Select every line holding the word "this" and copy it.

##### Listing

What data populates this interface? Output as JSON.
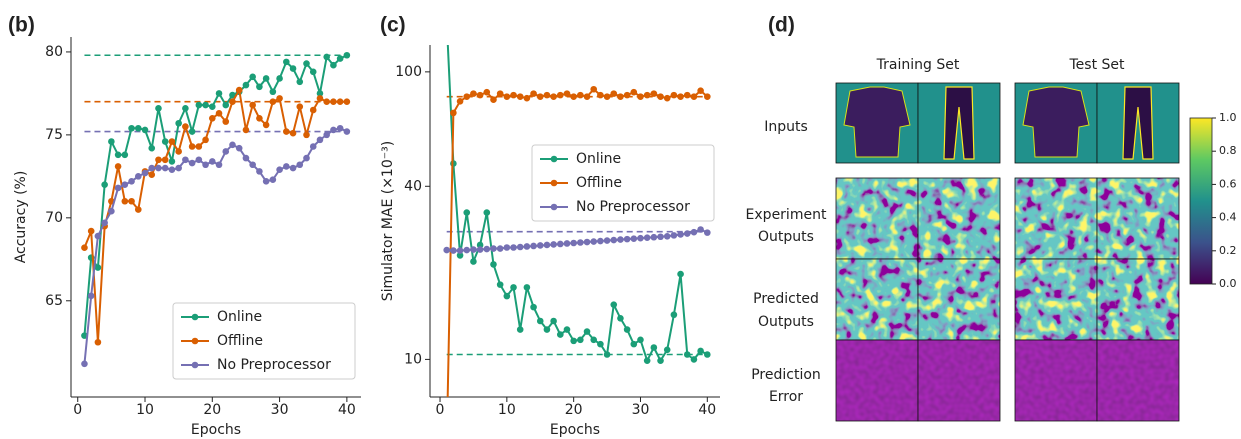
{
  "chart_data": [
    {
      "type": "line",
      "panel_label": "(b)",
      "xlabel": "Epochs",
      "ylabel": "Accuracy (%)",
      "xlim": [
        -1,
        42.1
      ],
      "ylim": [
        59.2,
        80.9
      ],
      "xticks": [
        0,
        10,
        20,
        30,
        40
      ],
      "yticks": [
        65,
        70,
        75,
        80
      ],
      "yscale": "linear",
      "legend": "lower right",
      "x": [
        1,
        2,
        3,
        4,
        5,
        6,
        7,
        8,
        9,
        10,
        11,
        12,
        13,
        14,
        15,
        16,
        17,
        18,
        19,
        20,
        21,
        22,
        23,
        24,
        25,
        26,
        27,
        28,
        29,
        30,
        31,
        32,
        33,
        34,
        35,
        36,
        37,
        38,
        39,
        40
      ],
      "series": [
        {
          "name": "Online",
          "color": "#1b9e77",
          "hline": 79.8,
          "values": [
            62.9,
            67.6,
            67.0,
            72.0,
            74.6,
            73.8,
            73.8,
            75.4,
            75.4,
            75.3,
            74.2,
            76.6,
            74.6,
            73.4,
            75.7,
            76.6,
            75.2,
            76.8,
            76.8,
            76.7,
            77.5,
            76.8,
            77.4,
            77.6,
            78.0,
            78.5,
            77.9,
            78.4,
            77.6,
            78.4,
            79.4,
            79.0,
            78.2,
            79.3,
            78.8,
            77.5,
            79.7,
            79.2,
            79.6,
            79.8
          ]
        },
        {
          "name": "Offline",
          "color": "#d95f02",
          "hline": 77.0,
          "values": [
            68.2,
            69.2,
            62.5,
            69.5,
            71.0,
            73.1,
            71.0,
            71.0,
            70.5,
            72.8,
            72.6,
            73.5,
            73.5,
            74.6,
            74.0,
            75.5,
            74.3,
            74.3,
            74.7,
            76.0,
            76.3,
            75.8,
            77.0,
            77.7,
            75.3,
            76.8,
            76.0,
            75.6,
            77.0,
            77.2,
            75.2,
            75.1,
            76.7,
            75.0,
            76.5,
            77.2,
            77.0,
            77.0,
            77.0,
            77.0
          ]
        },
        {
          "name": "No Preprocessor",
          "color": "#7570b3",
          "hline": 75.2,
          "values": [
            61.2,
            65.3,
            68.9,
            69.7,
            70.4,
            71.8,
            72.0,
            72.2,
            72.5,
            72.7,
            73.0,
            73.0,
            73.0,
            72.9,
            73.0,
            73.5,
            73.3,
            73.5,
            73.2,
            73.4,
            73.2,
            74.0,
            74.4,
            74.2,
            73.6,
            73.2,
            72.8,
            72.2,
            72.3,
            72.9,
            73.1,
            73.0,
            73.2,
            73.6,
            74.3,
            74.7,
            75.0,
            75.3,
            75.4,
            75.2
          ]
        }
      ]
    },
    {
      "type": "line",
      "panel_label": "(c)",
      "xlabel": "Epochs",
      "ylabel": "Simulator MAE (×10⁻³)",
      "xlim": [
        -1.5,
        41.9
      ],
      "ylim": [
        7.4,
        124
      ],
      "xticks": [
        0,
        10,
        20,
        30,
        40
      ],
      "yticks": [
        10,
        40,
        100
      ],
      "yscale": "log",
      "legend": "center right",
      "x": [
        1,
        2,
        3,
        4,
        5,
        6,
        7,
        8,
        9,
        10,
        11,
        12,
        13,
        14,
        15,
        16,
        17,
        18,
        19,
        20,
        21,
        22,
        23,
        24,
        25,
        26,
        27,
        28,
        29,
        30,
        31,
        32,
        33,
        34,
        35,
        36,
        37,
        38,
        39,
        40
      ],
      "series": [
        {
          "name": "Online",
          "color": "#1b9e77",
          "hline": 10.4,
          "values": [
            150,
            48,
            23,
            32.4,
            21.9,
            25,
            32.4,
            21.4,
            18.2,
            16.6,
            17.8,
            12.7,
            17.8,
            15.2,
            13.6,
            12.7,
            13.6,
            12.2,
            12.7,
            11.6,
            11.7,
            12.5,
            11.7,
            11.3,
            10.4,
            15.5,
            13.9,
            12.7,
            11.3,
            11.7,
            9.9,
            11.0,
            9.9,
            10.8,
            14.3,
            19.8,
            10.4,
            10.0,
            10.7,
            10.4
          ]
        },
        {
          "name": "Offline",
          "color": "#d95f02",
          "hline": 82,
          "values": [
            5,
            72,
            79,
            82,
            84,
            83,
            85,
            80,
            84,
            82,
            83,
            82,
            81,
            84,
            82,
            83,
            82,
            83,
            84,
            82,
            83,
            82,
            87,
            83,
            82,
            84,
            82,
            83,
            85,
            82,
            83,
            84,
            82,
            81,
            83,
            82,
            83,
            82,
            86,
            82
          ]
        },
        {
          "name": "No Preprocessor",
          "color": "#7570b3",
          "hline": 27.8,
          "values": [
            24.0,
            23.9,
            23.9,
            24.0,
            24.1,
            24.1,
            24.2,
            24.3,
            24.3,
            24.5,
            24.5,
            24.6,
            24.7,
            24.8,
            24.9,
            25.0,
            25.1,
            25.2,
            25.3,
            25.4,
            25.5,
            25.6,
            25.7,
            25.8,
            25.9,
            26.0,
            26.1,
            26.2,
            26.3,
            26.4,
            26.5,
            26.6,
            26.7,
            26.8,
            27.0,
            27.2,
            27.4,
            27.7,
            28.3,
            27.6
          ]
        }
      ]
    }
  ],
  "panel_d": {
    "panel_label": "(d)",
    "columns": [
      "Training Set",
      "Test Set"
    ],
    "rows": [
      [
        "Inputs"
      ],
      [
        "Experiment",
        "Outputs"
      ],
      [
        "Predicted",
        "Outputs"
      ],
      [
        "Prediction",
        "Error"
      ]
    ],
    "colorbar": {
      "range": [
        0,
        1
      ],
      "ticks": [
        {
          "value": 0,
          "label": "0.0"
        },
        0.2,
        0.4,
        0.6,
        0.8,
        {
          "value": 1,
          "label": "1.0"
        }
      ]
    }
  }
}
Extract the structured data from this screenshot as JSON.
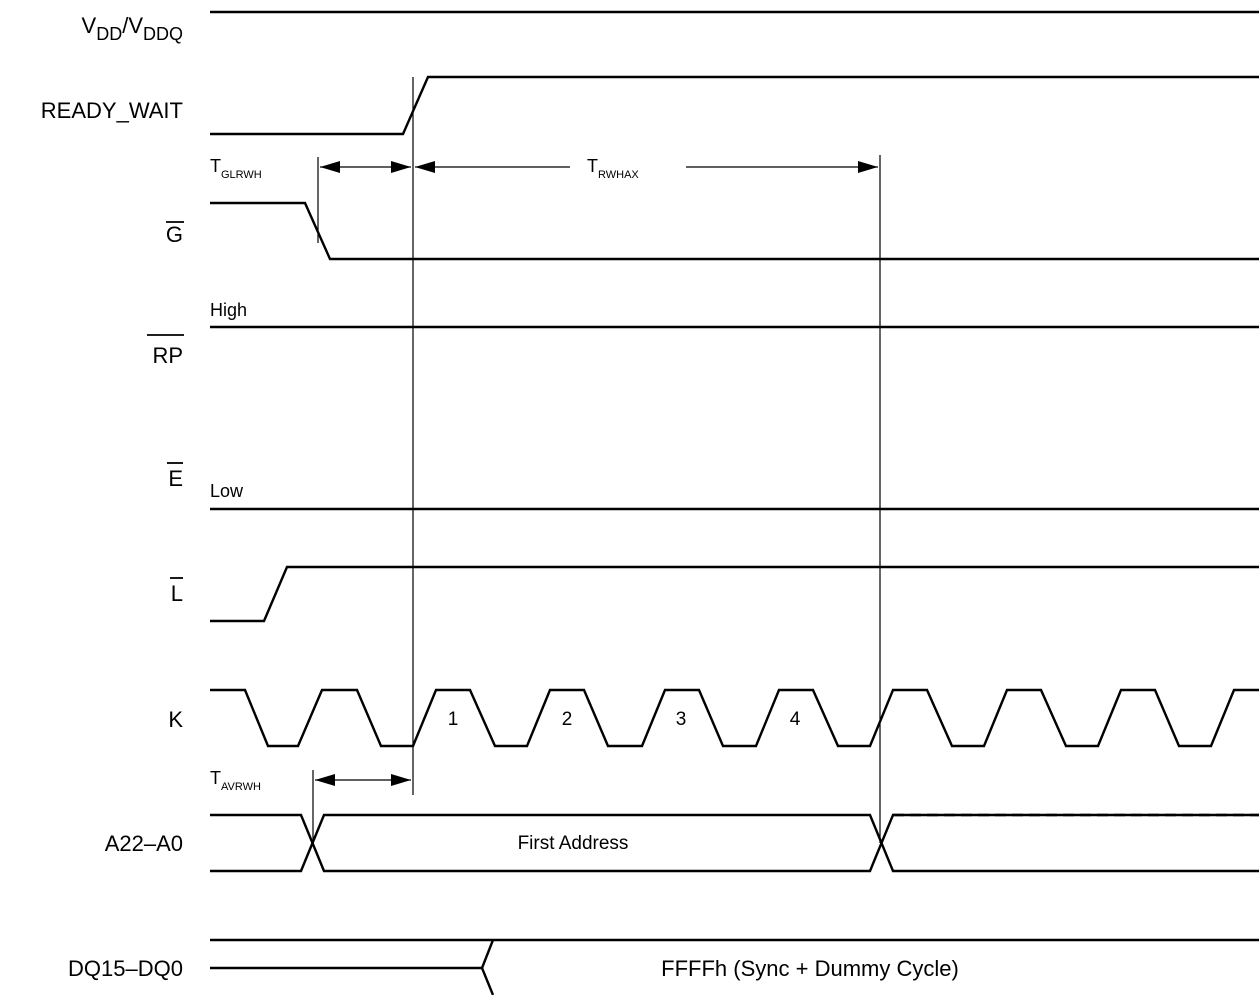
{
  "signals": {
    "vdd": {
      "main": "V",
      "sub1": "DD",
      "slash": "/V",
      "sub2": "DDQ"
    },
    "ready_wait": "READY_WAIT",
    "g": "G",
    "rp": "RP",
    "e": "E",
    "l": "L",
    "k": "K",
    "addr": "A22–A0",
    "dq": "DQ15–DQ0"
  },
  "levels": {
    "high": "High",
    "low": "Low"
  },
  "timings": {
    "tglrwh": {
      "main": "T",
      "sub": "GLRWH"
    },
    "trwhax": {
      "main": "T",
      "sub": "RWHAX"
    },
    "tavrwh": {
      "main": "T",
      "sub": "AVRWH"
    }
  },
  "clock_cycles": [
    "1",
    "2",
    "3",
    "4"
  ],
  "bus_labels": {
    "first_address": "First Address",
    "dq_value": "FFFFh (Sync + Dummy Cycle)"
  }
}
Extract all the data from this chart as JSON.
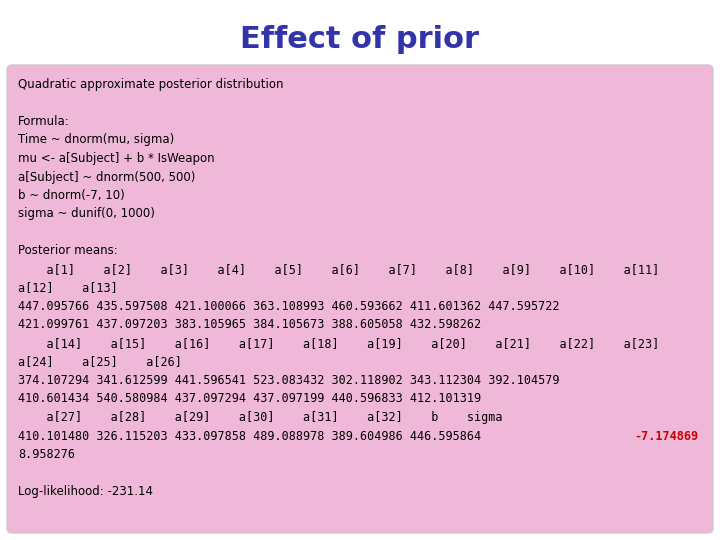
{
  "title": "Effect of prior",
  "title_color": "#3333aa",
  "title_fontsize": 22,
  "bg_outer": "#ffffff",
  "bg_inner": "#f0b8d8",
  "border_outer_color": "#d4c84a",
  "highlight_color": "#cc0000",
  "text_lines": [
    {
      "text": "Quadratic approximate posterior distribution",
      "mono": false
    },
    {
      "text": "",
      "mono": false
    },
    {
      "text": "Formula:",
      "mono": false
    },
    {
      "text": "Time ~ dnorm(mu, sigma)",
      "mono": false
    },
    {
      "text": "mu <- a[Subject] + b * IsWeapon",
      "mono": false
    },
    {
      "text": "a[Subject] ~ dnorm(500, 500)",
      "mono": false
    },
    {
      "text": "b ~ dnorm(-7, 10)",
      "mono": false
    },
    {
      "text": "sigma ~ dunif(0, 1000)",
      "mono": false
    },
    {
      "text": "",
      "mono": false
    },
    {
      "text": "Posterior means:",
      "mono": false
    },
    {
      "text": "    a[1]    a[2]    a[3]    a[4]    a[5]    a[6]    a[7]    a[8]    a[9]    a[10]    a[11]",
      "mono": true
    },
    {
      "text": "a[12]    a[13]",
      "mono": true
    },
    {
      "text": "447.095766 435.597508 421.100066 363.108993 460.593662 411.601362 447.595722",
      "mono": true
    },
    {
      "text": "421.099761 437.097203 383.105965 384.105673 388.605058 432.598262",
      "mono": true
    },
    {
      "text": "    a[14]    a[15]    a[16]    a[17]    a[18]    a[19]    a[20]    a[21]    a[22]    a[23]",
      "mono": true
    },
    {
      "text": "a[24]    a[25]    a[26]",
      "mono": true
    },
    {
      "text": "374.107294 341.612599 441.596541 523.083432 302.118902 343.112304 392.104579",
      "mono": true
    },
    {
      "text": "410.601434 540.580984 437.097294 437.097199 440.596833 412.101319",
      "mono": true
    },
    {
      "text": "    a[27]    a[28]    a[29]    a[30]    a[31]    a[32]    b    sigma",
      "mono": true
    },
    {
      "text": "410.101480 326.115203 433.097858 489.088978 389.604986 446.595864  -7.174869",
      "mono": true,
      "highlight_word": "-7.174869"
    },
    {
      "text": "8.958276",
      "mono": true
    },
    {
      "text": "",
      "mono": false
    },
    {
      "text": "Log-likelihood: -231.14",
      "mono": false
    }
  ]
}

##########

## Solution to the problem
What data populates this interface? Output as JSON.
Extract the structured data from this screenshot as JSON.
Extract all the data from this chart as JSON.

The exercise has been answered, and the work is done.